■ **Exercise directions**
What is the number of lines holding the word "content"? Write that number and nothing else.
--- Information provided ---
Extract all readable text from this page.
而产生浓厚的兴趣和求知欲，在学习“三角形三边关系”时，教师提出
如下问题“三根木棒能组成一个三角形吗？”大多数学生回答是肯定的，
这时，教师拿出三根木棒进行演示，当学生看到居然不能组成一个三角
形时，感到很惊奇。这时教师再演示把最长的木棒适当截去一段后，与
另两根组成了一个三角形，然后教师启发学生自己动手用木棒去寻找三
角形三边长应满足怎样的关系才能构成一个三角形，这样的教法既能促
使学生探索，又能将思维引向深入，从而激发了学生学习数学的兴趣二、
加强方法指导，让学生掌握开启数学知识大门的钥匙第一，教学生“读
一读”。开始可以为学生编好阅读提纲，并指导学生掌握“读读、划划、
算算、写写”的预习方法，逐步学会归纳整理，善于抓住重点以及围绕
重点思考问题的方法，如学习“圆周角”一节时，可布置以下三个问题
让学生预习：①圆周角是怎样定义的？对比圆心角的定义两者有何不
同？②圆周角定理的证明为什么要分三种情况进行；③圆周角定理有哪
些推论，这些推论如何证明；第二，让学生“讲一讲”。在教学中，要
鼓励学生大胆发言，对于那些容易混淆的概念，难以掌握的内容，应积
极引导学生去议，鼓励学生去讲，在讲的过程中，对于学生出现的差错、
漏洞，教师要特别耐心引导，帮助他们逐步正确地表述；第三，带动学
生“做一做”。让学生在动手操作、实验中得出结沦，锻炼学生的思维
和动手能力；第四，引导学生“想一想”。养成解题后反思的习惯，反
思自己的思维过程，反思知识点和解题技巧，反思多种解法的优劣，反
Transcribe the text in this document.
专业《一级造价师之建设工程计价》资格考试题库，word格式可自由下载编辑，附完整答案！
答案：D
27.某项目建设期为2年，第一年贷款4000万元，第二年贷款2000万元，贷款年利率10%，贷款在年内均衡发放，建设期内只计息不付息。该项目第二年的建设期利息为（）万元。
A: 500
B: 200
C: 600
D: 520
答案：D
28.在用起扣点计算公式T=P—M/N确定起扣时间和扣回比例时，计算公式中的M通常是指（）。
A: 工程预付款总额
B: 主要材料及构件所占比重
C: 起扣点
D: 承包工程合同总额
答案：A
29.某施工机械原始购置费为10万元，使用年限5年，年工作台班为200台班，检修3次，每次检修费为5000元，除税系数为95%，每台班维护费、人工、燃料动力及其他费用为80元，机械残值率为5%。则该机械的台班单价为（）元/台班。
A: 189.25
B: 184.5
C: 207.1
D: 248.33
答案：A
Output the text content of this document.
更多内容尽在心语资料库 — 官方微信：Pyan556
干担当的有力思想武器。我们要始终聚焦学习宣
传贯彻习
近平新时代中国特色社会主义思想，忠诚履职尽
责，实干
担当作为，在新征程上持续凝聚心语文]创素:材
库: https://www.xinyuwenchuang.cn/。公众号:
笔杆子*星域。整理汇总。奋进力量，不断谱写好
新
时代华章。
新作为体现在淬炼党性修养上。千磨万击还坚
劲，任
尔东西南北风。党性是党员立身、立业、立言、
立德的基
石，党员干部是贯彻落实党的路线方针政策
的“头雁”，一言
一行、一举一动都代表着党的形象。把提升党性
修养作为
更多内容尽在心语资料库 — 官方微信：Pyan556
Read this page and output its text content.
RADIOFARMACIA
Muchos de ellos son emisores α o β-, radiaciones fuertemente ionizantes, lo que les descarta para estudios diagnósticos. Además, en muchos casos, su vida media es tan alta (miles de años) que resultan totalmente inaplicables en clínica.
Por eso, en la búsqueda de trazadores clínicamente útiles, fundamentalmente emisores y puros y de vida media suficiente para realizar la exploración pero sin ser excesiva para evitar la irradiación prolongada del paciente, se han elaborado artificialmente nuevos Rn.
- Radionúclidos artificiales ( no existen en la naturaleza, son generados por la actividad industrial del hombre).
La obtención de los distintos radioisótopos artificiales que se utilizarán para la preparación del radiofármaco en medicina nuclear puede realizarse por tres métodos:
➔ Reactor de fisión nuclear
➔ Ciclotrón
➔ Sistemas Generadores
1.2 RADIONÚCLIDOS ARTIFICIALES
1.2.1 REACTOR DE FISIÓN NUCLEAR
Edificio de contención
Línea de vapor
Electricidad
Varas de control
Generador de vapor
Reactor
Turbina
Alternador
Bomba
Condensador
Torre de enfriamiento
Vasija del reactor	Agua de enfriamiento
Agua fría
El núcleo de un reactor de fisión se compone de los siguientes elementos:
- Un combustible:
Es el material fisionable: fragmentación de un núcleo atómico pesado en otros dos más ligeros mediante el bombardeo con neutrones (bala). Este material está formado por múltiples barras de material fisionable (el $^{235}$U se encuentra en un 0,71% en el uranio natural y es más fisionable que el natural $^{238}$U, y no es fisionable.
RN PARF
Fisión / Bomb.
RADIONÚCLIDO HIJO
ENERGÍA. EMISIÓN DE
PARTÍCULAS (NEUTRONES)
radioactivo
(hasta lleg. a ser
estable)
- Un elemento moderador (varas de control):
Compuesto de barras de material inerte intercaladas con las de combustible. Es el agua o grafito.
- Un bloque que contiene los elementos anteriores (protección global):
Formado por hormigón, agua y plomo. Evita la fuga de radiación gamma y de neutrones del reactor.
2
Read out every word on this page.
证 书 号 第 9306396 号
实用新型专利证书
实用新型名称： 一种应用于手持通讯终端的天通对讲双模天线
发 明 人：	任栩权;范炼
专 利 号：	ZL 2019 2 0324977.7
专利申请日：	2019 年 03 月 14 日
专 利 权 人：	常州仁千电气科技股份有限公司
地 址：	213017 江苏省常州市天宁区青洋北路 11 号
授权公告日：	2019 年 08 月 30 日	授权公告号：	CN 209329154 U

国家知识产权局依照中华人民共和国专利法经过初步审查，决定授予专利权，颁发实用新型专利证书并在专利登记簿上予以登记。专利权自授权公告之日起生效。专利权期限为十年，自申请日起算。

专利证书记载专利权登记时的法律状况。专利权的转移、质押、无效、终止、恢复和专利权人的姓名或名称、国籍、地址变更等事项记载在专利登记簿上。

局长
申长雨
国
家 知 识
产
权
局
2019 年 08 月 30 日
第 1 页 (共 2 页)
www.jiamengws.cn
---
■ **The result**
2